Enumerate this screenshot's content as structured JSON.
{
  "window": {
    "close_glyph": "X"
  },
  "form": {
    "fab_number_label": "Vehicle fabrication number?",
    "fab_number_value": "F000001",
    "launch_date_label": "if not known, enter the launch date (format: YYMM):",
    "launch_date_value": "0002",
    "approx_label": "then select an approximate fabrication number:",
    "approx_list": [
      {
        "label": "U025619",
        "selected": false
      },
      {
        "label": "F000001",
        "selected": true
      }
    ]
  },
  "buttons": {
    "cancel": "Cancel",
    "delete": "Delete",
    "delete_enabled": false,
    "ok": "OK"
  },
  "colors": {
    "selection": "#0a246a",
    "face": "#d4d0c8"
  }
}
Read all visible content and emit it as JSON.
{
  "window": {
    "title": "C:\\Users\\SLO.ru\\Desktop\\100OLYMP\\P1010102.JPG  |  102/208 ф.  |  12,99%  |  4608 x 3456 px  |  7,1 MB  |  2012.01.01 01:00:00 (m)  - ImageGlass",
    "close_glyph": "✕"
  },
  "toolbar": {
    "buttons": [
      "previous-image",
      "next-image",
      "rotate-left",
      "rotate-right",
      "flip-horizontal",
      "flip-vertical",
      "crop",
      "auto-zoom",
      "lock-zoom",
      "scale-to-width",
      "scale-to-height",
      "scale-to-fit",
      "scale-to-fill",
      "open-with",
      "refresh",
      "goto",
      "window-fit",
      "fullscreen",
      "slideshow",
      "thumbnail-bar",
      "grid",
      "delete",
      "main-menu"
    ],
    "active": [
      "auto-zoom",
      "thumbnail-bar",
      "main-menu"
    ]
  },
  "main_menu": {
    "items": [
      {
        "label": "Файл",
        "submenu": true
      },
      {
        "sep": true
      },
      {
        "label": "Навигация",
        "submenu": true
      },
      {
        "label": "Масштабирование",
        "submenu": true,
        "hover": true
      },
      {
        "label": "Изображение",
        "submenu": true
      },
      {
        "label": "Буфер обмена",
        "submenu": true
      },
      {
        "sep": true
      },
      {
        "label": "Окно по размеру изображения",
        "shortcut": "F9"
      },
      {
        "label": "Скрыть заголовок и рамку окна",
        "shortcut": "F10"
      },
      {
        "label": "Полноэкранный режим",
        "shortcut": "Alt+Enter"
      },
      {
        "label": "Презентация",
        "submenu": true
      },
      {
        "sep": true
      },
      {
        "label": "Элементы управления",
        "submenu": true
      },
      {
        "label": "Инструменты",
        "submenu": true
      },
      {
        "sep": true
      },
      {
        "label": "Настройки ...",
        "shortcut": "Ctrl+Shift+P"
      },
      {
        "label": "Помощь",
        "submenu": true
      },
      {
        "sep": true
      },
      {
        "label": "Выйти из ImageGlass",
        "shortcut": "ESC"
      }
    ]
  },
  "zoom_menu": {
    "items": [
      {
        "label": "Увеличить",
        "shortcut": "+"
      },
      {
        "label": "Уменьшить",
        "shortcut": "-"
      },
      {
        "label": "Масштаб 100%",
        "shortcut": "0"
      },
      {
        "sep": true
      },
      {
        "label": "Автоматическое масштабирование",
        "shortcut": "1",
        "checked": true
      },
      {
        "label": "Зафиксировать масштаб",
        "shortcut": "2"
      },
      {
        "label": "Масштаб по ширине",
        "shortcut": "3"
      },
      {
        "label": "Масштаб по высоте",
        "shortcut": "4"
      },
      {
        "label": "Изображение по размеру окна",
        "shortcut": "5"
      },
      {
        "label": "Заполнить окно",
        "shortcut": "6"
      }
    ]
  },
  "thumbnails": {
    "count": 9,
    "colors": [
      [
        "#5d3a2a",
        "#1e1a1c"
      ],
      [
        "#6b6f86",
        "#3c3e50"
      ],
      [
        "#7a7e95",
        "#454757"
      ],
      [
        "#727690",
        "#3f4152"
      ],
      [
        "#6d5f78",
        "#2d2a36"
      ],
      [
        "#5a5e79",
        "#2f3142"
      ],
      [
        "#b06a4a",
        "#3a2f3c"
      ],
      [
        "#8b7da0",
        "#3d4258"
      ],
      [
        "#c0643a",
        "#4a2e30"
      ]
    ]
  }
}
═══
Gather each line holding the string "размеру".

        "label": "Окно по размеру изображения",
        "label": "Изображение по размеру окна",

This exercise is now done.